Exercise:
Pick out every line of the entries that contains the string "Password", matching case exactly, and copy each one.

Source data
★ ★ ★ ★

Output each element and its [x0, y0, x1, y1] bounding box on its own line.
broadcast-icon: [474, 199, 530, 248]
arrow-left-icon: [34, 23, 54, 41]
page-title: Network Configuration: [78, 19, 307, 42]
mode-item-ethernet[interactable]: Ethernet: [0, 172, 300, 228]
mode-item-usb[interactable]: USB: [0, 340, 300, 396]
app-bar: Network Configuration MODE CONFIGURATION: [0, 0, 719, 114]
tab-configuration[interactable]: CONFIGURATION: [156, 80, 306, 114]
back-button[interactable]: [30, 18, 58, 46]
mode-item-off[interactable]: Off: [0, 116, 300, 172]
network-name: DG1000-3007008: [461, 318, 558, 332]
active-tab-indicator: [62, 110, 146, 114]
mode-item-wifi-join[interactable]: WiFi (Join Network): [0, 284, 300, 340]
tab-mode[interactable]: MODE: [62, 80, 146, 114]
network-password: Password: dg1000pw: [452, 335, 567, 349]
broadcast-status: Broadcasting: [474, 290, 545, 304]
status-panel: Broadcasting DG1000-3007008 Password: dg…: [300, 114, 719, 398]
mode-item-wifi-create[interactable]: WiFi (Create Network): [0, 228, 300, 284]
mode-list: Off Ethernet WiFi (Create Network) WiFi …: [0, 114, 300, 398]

★ ★ ★ ★

Answer to the exercise:
network-password: Password: dg1000pw: [452, 335, 567, 349]
status-panel: Broadcasting DG1000-3007008 Password: dg…: [300, 114, 719, 398]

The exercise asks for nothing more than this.